WHAT IS EXPECTED → Filter these entries, keeping only lines that hold the word "AKILLI".

GIVEN INFORMATION →
— START —

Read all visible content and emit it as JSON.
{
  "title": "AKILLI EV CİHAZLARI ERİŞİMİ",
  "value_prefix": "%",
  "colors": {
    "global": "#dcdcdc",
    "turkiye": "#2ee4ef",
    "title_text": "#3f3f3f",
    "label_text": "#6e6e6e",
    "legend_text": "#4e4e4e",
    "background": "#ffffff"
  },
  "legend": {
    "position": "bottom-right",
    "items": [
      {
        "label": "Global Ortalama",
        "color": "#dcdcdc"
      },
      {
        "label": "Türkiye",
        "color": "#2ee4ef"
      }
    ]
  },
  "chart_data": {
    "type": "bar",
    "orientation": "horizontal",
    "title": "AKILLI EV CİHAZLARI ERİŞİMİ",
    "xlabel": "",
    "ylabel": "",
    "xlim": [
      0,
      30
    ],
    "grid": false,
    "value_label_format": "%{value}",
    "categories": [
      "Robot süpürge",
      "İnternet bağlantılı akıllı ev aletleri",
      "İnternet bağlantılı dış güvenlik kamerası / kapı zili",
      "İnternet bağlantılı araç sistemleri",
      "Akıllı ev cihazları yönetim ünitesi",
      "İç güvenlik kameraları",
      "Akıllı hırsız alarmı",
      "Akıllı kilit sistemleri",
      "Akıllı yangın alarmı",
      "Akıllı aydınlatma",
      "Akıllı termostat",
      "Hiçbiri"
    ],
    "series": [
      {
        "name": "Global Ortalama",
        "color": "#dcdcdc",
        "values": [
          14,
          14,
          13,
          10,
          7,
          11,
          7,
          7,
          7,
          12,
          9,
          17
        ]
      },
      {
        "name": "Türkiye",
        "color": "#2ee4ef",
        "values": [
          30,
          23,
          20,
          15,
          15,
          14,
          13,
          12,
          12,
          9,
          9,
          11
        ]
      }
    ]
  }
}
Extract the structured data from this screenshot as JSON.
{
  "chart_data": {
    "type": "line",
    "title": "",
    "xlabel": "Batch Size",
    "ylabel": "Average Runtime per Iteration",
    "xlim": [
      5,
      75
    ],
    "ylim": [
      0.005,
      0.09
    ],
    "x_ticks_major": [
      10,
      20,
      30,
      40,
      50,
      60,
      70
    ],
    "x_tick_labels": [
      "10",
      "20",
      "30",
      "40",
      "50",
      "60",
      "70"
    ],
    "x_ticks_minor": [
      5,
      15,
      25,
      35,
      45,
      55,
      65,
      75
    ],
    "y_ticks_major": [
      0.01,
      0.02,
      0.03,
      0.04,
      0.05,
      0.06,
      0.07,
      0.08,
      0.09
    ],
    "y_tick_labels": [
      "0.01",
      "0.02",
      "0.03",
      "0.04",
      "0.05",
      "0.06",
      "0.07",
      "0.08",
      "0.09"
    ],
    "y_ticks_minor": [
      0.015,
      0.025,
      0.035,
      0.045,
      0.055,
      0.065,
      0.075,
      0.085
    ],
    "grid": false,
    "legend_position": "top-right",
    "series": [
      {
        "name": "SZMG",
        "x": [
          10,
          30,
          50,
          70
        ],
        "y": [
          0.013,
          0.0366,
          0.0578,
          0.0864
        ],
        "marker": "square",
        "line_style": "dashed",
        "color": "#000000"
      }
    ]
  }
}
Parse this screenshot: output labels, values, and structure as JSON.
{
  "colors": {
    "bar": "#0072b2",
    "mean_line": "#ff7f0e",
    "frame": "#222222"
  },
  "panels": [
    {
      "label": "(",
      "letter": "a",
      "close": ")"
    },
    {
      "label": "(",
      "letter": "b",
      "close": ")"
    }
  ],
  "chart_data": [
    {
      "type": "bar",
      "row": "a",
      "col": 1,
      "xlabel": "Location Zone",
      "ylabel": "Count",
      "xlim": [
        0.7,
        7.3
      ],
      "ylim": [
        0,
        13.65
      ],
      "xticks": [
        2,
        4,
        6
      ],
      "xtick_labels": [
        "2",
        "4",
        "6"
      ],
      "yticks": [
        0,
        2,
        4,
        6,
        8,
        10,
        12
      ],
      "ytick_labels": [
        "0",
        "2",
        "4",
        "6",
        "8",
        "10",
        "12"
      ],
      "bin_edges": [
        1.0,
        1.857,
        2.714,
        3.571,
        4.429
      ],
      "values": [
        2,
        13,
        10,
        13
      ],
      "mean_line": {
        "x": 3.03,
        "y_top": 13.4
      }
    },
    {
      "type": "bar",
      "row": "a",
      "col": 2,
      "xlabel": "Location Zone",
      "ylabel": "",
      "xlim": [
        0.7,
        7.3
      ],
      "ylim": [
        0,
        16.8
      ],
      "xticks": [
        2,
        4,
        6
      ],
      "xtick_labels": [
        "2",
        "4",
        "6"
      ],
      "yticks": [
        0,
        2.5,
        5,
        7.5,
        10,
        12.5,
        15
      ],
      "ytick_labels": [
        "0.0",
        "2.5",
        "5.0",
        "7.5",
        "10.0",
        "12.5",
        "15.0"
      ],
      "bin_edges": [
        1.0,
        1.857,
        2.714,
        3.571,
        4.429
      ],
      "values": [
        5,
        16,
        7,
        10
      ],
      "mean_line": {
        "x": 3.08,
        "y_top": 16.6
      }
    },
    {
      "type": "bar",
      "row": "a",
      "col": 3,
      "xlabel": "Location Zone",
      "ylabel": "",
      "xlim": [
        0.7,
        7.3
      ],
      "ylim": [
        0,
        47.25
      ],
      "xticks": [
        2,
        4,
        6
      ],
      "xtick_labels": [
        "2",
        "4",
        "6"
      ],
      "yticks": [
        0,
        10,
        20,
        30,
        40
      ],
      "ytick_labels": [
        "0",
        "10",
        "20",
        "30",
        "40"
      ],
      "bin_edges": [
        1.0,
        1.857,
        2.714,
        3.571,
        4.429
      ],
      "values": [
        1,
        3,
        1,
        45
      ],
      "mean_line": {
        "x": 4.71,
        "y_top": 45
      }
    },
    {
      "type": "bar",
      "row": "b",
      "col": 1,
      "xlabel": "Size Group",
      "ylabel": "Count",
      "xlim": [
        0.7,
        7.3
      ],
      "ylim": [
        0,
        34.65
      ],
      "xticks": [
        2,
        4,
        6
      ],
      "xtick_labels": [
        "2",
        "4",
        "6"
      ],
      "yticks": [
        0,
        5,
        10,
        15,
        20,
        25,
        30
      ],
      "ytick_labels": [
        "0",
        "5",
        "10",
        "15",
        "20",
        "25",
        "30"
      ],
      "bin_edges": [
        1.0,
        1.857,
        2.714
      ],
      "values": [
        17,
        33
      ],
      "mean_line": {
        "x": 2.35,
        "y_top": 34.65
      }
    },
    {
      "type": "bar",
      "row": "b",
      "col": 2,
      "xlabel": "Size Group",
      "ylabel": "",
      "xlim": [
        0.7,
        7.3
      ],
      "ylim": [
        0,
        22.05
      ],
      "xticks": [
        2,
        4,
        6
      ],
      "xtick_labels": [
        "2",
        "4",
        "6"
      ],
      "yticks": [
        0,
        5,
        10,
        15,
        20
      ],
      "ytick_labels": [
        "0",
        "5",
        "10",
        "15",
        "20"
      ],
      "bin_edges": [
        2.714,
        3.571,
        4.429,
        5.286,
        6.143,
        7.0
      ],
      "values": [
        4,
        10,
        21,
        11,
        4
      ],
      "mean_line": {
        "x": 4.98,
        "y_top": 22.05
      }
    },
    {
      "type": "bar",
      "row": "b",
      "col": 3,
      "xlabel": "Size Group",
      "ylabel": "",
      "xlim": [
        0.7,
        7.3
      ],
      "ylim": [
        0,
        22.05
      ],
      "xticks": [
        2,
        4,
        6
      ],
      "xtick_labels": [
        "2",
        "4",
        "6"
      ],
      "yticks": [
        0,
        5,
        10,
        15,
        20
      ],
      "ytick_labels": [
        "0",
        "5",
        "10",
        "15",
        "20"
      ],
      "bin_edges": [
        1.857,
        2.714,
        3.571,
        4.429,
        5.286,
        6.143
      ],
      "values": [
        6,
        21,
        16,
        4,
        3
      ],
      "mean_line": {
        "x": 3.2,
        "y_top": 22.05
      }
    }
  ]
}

— END —

ANSWER TO THIS PROBLEM →
  "title": "AKILLI EV CİHAZLARI ERİŞİMİ",
    "title": "AKILLI EV CİHAZLARI ERİŞİMİ",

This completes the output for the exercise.